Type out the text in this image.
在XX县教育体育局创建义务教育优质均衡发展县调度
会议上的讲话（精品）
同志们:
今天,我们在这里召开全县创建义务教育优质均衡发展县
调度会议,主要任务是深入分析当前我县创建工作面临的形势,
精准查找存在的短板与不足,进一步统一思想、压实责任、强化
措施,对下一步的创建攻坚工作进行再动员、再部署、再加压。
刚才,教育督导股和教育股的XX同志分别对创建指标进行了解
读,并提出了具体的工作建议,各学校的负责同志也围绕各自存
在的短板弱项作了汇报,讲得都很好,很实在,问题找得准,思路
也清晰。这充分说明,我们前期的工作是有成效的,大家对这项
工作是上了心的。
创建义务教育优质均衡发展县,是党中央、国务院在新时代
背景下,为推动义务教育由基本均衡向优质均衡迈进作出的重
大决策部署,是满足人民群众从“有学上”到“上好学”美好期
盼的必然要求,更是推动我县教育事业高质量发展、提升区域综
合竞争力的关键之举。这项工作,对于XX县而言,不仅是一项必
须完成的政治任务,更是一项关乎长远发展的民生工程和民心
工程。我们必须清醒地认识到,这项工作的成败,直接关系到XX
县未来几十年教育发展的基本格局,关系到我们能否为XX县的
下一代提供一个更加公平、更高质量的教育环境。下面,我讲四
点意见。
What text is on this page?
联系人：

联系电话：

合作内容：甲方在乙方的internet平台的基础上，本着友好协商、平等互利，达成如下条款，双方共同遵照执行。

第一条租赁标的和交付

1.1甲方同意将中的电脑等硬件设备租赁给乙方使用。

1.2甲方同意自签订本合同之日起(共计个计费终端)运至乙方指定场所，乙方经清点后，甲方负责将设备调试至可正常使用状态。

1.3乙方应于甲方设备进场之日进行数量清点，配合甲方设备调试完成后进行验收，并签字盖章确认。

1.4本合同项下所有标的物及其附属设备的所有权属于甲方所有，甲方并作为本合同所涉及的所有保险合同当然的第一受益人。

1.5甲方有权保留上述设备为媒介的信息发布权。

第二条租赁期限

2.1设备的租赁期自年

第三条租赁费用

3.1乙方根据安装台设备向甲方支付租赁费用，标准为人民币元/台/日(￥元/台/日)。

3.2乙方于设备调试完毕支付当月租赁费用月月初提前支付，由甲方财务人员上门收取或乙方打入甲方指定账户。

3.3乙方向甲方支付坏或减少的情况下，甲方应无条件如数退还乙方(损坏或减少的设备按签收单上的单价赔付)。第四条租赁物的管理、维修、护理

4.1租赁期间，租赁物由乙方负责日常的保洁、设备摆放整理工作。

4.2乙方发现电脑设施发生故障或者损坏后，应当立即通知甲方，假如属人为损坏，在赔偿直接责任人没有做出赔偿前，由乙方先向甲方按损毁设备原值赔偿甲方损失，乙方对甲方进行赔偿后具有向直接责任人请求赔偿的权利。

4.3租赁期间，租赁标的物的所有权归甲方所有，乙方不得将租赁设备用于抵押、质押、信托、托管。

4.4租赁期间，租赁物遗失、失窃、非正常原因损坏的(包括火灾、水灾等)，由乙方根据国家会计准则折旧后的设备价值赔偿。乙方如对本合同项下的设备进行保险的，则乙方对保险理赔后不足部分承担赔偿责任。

━━━━━━━━━━━━━━━━━━━━

Required task -
In the records above, find each line with the word "text" and copy it.

Completed task -
Type out the text in this image.
What text is on this page?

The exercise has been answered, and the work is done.